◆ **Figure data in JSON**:
* * * * * * *

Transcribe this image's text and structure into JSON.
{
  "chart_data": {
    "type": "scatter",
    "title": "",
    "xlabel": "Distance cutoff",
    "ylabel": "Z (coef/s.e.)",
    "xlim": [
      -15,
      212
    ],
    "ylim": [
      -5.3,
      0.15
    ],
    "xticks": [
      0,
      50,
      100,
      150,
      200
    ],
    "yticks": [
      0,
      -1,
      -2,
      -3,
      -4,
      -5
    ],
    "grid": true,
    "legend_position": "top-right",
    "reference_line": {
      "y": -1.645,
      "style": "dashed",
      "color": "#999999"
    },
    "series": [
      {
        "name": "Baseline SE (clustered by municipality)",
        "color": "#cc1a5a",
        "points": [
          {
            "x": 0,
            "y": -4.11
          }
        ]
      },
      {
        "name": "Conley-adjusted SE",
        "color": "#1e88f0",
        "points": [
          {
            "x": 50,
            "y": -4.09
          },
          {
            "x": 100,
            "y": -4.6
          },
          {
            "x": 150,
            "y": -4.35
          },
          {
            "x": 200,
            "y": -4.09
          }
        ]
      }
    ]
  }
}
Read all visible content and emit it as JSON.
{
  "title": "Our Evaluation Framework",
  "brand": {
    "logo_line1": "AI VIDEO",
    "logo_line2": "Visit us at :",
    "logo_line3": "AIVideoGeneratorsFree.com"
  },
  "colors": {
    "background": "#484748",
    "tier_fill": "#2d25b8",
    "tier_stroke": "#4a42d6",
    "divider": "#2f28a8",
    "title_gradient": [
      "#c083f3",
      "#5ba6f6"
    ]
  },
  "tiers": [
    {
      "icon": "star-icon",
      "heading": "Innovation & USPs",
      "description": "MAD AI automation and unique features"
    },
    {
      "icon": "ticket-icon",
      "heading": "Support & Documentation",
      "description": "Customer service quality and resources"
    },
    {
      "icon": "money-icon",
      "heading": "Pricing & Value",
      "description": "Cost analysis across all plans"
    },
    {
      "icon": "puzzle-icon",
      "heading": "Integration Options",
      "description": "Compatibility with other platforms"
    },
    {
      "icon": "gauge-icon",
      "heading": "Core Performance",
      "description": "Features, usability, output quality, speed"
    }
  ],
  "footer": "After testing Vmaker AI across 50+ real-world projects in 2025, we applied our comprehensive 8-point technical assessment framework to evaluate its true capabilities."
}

* * * * * * *

Every line from the one containing "Read all visible content and emit it as JSON." through the end of the data must be repeated exactly, and no other line.

◆ **FINAL RESULT**:
Read all visible content and emit it as JSON.
{
  "title": "Our Evaluation Framework",
  "brand": {
    "logo_line1": "AI VIDEO",
    "logo_line2": "Visit us at :",
    "logo_line3": "AIVideoGeneratorsFree.com"
  },
  "colors": {
    "background": "#484748",
    "tier_fill": "#2d25b8",
    "tier_stroke": "#4a42d6",
    "divider": "#2f28a8",
    "title_gradient": [
      "#c083f3",
      "#5ba6f6"
    ]
  },
  "tiers": [
    {
      "icon": "star-icon",
      "heading": "Innovation & USPs",
      "description": "MAD AI automation and unique features"
    },
    {
      "icon": "ticket-icon",
      "heading": "Support & Documentation",
      "description": "Customer service quality and resources"
    },
    {
      "icon": "money-icon",
      "heading": "Pricing & Value",
      "description": "Cost analysis across all plans"
    },
    {
      "icon": "puzzle-icon",
      "heading": "Integration Options",
      "description": "Compatibility with other platforms"
    },
    {
      "icon": "gauge-icon",
      "heading": "Core Performance",
      "description": "Features, usability, output quality, speed"
    }
  ],
  "footer": "After testing Vmaker AI across 50+ real-world projects in 2025, we applied our comprehensive 8-point technical assessment framework to evaluate its true capabilities."
}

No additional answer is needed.